Gather the lines that hold the string "text".

* start Records supplied *

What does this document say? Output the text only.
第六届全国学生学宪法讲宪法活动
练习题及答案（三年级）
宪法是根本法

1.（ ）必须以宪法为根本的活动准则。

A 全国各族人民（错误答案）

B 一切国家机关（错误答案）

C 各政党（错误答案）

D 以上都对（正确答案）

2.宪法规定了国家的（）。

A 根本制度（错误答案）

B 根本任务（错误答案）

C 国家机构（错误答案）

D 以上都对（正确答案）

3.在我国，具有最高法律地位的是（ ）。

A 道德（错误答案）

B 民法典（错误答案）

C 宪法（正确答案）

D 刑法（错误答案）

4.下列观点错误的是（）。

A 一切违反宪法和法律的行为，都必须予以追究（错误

* end Records supplied *
* start Records supplied *

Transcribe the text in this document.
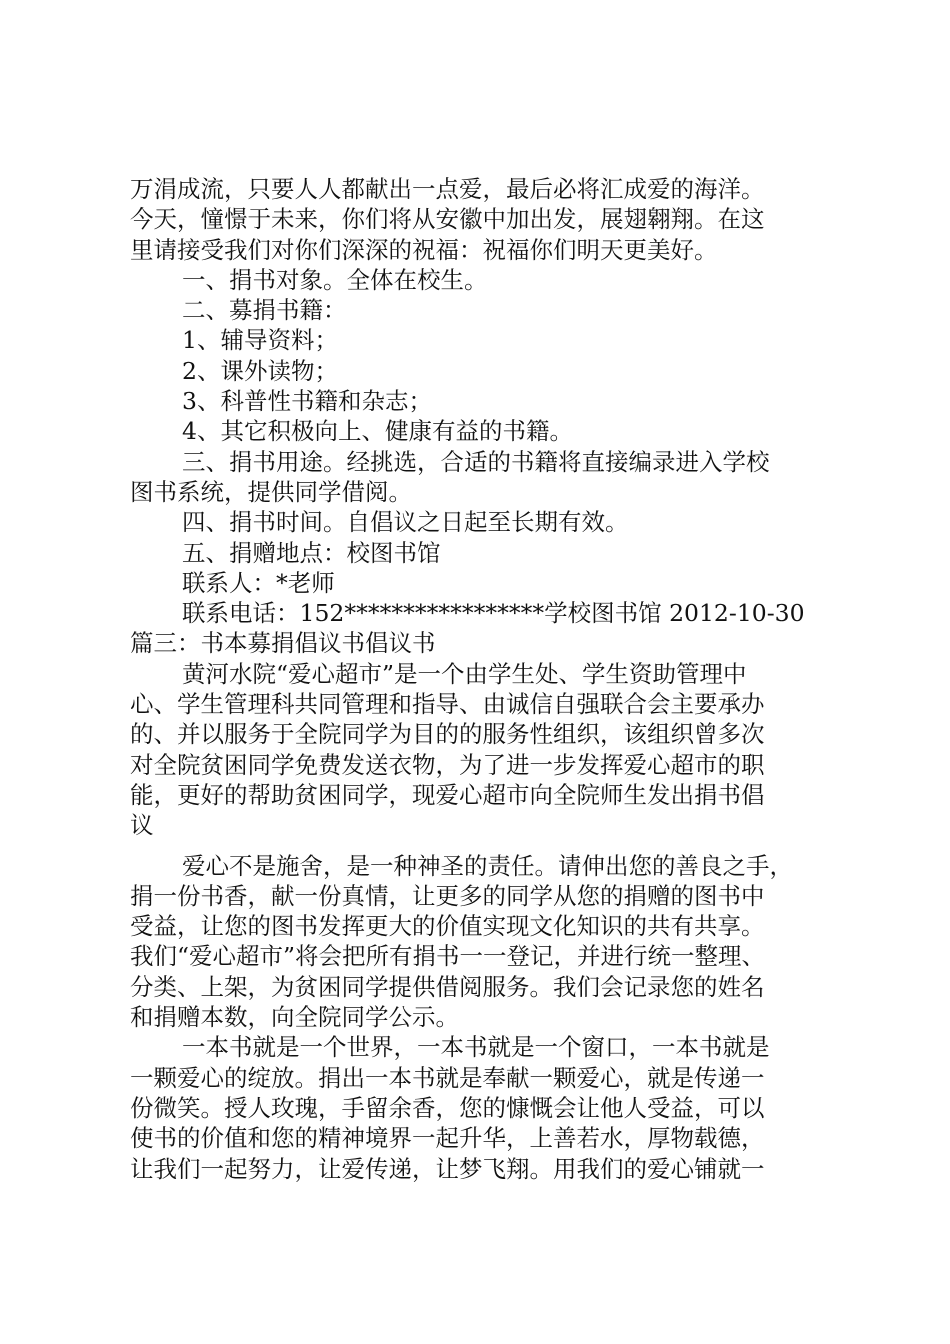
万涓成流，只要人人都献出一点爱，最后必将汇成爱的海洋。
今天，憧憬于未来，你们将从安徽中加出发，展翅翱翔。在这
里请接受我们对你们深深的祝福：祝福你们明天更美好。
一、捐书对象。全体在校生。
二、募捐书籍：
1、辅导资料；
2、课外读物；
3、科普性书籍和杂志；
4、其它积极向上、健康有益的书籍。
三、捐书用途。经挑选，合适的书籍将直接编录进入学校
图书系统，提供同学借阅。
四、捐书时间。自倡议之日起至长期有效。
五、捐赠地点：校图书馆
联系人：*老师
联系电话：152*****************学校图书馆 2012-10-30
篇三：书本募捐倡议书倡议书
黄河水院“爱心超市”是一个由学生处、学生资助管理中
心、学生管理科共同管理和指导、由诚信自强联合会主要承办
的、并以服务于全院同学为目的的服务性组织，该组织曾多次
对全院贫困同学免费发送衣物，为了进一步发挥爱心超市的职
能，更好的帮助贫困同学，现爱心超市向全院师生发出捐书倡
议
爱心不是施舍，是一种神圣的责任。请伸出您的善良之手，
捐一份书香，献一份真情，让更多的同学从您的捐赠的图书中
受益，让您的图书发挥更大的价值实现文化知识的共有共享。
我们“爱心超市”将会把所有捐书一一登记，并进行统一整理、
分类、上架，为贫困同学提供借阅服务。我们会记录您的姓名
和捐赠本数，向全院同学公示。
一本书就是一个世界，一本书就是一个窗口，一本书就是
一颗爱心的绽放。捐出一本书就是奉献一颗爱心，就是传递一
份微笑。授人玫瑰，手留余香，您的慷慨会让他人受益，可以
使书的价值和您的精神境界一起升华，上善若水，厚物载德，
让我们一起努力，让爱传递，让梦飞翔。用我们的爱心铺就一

* end Records supplied *
* start Records supplied *

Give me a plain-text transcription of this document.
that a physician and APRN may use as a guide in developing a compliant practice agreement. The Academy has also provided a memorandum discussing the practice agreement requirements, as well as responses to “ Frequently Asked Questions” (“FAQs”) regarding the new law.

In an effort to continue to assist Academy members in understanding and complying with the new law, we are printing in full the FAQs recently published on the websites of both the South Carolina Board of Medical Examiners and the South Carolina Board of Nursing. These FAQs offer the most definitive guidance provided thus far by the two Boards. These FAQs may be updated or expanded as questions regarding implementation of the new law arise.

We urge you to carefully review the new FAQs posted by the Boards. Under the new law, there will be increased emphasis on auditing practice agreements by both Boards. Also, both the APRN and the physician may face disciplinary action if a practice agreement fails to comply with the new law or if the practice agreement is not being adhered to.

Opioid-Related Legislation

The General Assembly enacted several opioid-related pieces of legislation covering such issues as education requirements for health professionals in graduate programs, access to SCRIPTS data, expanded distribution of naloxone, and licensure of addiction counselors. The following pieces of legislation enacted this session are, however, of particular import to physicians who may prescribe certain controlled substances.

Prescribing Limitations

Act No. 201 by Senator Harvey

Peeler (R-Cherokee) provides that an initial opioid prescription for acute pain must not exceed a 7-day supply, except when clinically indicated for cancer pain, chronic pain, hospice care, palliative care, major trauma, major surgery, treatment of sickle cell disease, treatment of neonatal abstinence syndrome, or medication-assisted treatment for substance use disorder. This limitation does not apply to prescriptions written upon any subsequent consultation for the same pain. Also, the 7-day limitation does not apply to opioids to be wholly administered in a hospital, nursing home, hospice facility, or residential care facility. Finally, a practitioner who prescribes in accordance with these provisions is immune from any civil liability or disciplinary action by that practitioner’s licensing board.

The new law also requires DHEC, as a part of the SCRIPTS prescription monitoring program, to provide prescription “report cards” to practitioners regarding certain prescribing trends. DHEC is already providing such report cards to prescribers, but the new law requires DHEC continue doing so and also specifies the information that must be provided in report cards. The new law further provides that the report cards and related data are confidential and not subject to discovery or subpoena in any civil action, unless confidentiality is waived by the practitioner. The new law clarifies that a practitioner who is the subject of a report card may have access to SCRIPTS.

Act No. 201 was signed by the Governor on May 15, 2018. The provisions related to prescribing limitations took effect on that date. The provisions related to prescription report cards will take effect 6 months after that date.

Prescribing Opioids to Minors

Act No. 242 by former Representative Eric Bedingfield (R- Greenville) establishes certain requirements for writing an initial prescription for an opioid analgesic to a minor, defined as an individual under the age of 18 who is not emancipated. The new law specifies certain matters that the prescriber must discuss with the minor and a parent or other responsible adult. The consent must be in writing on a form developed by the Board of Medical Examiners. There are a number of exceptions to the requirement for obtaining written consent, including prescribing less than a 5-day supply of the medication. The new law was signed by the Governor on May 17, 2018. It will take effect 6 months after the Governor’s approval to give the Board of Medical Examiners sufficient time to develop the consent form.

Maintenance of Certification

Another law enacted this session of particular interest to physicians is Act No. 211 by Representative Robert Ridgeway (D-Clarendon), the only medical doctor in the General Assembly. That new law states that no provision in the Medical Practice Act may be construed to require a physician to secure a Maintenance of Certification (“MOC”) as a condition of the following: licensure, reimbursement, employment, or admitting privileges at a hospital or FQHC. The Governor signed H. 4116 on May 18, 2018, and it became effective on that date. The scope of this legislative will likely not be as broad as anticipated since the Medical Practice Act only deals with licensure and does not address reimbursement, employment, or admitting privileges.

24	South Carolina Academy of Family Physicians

* end Records supplied *

**The answer**.
What does this document say? Output the text only.
Transcribe the text in this document.
Give me a plain-text transcription of this document.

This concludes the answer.